[Objective] Convert the records below into a JSON list of strings, one string per line, leaving out blank lines. Include only the lines from the start of the records up to and including the line with "bleed-through-line [150,520,620,545]".

Element placement data:
<<<<
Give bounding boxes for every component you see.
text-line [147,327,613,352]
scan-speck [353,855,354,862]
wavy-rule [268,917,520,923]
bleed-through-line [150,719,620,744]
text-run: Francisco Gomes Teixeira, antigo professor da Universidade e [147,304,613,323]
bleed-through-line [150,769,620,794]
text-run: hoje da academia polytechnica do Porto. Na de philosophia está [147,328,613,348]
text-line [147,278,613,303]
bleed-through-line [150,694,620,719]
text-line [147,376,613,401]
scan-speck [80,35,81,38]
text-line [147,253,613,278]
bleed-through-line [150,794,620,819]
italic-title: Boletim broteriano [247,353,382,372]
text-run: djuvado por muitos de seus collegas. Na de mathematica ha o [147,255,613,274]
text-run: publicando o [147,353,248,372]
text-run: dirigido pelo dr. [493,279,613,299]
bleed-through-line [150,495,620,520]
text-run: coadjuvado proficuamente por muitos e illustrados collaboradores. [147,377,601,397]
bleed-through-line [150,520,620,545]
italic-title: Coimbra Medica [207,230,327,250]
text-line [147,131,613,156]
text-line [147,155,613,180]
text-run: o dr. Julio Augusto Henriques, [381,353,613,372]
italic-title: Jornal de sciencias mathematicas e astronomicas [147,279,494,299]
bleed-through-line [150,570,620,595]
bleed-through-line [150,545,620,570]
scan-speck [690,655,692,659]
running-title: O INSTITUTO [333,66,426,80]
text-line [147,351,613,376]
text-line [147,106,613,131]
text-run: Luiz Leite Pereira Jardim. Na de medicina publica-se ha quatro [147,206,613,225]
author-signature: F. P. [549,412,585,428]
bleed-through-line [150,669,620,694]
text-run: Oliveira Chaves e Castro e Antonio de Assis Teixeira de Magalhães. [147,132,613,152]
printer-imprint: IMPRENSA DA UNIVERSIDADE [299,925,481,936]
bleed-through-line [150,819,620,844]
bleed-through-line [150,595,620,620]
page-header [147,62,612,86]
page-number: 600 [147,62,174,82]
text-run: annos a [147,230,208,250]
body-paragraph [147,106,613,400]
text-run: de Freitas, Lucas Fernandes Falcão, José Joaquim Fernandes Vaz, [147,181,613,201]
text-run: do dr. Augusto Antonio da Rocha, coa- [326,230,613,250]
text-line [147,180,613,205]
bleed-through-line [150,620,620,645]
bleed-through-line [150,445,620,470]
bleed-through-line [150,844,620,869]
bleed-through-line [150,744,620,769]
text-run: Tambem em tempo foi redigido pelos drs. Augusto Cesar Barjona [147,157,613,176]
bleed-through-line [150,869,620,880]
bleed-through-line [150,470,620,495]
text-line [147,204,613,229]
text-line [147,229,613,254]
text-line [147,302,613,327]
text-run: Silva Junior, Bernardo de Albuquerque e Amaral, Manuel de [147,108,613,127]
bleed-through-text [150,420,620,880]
>>>>
[The completed task]
[
  "Give bounding boxes for every component you see.",
  "text-line [147,327,613,352]",
  "scan-speck [353,855,354,862]",
  "wavy-rule [268,917,520,923]",
  "bleed-through-line [150,719,620,744]",
  "text-run: Francisco Gomes Teixeira, antigo professor da Universidade e [147,304,613,323]",
  "bleed-through-line [150,769,620,794]",
  "text-run: hoje da academia polytechnica do Porto. Na de philosophia está [147,328,613,348]",
  "text-line [147,278,613,303]",
  "bleed-through-line [150,694,620,719]",
  "text-line [147,376,613,401]",
  "scan-speck [80,35,81,38]",
  "text-line [147,253,613,278]",
  "bleed-through-line [150,794,620,819]",
  "italic-title: Boletim broteriano [247,353,382,372]",
  "text-run: djuvado por muitos de seus collegas. Na de mathematica ha o [147,255,613,274]",
  "text-run: publicando o [147,353,248,372]",
  "text-run: dirigido pelo dr. [493,279,613,299]",
  "bleed-through-line [150,495,620,520]",
  "text-run: coadjuvado proficuamente por muitos e illustrados collaboradores. [147,377,601,397]",
  "bleed-through-line [150,520,620,545]"
]